Copy out every line that contains "true".

[BEGIN SUPPLIED RECORDS]

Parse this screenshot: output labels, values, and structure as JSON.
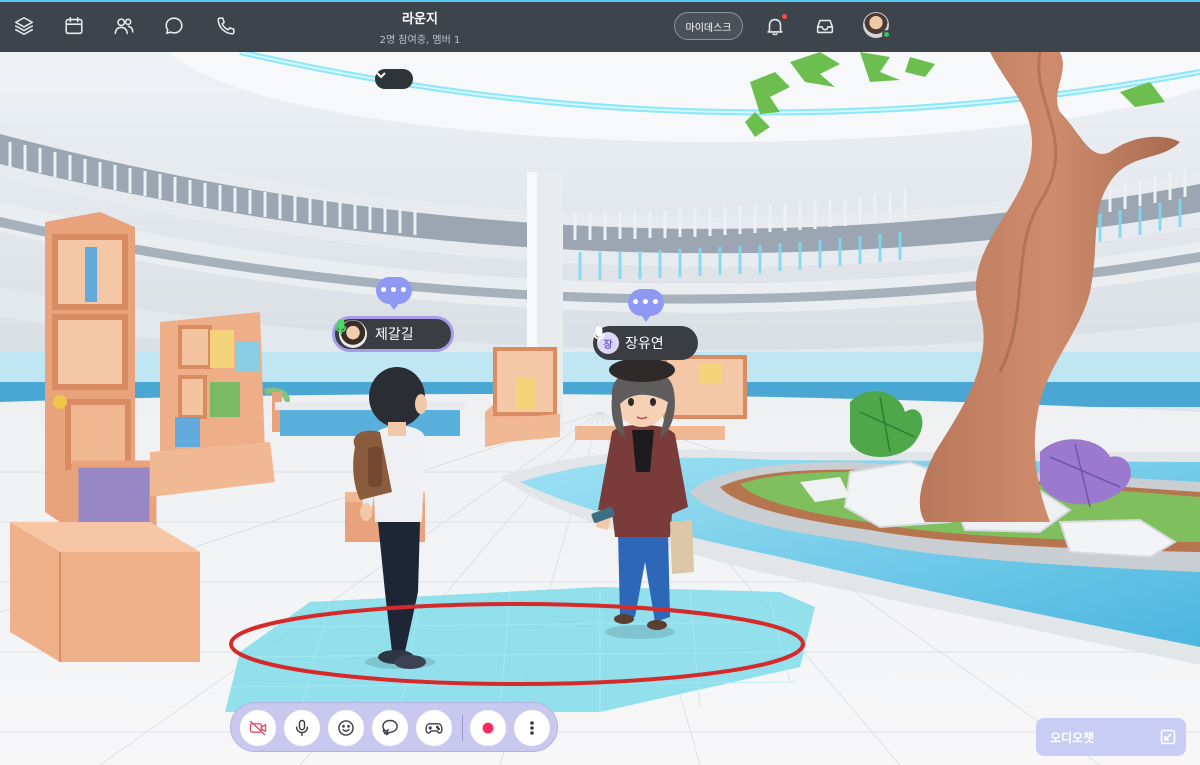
{
  "header": {
    "nav_icons": [
      "layers-icon",
      "calendar-icon",
      "people-icon",
      "chat-icon",
      "phone-icon"
    ],
    "room_title": "라운지",
    "room_subtitle": "2명 참여중, 멤버 1",
    "mydesk_label": "마이데스크",
    "right_icons": [
      "bell-icon",
      "inbox-icon"
    ],
    "notification_dot": true,
    "user_online": true
  },
  "scene": {
    "speech_bubble_text": "•••",
    "avatars": [
      {
        "name": "제갈길",
        "mic": "active",
        "speaking": true
      },
      {
        "name": "장유연",
        "initial": "장",
        "mic": "idle",
        "speaking": false
      }
    ]
  },
  "toolbar": {
    "buttons": [
      "camera-off-icon",
      "mic-icon",
      "emoji-icon",
      "gesture-icon",
      "game-icon",
      "record-icon",
      "more-icon"
    ]
  },
  "audio_chat": {
    "label": "오디오챗"
  },
  "colors": {
    "topbar": "#3e444b",
    "accent": "#8d99f2",
    "speaking_mic": "#4cd964",
    "record": "#ff2a5f",
    "floor_zone": "#7fdcea",
    "highlight_ring": "#d62a2a"
  }
}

[END SUPPLIED RECORDS]

§ TASK ANSWER
    "notification_dot": true,
    "user_online": true
        "speaking": true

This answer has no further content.